What you need to do: Could you put the rows into a Markdown table with the columns No. and Entry, starting at the first row and stopping after the row that contains "series-1-arrowhead [1321, 808, 1402, 887]"? Number each row and leave out any blank lines.

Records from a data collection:
— Begin —

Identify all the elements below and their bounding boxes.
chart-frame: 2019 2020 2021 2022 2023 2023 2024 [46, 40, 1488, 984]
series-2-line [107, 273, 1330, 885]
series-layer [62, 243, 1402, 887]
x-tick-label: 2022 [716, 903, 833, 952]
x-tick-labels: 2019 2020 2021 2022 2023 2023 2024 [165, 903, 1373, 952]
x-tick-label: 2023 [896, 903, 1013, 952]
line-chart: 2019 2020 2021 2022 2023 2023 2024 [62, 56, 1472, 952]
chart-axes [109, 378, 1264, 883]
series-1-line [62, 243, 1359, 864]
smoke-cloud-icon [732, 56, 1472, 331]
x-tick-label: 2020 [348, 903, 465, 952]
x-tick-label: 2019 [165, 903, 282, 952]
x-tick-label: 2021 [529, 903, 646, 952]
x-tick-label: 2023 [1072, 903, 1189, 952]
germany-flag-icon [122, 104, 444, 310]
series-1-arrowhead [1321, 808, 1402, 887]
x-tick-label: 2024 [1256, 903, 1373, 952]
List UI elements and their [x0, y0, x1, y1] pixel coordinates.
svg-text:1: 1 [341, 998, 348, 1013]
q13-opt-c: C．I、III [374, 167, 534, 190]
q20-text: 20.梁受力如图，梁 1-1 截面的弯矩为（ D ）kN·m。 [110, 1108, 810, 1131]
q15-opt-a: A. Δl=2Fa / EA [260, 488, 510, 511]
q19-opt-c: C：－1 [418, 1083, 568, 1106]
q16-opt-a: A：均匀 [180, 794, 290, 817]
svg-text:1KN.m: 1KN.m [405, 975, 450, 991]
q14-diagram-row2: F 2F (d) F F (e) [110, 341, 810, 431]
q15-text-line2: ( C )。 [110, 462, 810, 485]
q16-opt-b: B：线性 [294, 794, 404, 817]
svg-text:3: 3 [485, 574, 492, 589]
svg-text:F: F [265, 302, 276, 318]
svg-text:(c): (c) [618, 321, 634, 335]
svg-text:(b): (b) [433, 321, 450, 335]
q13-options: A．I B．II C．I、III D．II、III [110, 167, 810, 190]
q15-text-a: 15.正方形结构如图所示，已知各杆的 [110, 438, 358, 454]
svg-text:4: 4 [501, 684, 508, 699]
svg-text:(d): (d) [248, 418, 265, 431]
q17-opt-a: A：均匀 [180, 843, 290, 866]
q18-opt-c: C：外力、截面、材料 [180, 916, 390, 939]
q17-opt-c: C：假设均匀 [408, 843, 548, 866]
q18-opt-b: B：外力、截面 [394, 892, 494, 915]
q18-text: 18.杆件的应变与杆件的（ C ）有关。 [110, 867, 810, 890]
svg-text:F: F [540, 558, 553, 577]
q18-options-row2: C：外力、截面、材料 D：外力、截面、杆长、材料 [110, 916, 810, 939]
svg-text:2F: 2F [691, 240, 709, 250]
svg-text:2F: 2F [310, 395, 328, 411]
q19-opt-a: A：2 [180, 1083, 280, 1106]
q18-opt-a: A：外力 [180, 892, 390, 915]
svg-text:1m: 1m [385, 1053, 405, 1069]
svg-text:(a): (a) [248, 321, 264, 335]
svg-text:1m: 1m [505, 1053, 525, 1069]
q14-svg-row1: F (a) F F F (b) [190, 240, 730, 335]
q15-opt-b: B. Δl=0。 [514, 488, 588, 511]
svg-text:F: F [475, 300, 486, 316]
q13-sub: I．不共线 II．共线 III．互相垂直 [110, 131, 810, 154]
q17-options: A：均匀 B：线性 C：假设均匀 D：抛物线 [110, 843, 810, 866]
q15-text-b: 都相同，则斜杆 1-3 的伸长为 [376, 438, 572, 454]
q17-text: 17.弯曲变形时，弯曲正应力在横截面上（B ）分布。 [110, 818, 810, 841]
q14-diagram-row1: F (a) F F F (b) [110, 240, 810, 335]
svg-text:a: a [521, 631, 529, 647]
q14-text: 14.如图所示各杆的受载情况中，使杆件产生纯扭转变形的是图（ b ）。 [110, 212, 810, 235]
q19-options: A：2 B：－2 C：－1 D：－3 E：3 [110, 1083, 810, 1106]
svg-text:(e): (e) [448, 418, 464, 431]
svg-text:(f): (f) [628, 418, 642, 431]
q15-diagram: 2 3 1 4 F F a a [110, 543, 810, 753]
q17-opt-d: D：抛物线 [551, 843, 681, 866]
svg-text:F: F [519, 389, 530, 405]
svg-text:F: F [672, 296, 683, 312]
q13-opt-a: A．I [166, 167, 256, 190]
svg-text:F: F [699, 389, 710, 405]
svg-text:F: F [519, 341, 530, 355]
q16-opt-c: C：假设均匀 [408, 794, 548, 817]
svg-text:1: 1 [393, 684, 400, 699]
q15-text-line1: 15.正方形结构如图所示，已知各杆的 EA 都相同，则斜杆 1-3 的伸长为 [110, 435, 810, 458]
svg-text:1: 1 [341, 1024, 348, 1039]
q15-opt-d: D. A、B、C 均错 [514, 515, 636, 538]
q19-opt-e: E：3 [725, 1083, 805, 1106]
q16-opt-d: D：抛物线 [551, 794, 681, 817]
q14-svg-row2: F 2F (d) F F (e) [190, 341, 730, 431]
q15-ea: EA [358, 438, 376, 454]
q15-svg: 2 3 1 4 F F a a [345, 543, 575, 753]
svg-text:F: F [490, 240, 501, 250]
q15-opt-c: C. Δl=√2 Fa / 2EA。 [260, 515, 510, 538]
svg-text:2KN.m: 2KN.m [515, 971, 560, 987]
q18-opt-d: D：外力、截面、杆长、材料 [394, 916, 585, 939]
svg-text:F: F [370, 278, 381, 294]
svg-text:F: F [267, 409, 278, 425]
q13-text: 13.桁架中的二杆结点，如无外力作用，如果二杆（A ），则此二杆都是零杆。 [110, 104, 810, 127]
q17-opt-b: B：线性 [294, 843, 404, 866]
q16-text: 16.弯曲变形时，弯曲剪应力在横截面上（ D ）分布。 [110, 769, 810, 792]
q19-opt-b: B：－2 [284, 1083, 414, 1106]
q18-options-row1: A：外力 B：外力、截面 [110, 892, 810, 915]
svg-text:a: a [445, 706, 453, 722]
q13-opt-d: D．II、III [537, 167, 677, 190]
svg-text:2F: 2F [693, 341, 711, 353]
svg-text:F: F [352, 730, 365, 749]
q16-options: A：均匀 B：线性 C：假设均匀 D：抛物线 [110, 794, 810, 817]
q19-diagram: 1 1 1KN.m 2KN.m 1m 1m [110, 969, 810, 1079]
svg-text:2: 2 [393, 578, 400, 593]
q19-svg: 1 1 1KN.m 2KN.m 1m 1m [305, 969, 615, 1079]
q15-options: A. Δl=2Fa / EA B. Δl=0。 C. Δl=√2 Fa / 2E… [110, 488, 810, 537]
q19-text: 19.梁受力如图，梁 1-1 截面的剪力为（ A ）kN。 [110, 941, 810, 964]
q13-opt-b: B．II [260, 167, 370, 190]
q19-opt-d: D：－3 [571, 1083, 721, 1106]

— End —

Task result:
| No. | Entry |
|---|---|
| 1 | Identify all the elements below and their bounding boxes. |
| 2 | chart-frame: 2019 2020 2021 2022 2023 2023 2024 [46, 40, 1488, 984] |
| 3 | series-2-line [107, 273, 1330, 885] |
| 4 | series-layer [62, 243, 1402, 887] |
| 5 | x-tick-label: 2022 [716, 903, 833, 952] |
| 6 | x-tick-labels: 2019 2020 2021 2022 2023 2023 2024 [165, 903, 1373, 952] |
| 7 | x-tick-label: 2023 [896, 903, 1013, 952] |
| 8 | line-chart: 2019 2020 2021 2022 2023 2023 2024 [62, 56, 1472, 952] |
| 9 | chart-axes [109, 378, 1264, 883] |
| 10 | series-1-line [62, 243, 1359, 864] |
| 11 | smoke-cloud-icon [732, 56, 1472, 331] |
| 12 | x-tick-label: 2020 [348, 903, 465, 952] |
| 13 | x-tick-label: 2019 [165, 903, 282, 952] |
| 14 | x-tick-label: 2021 [529, 903, 646, 952] |
| 15 | x-tick-label: 2023 [1072, 903, 1189, 952] |
| 16 | germany-flag-icon [122, 104, 444, 310] |
| 17 | series-1-arrowhead [1321, 808, 1402, 887] |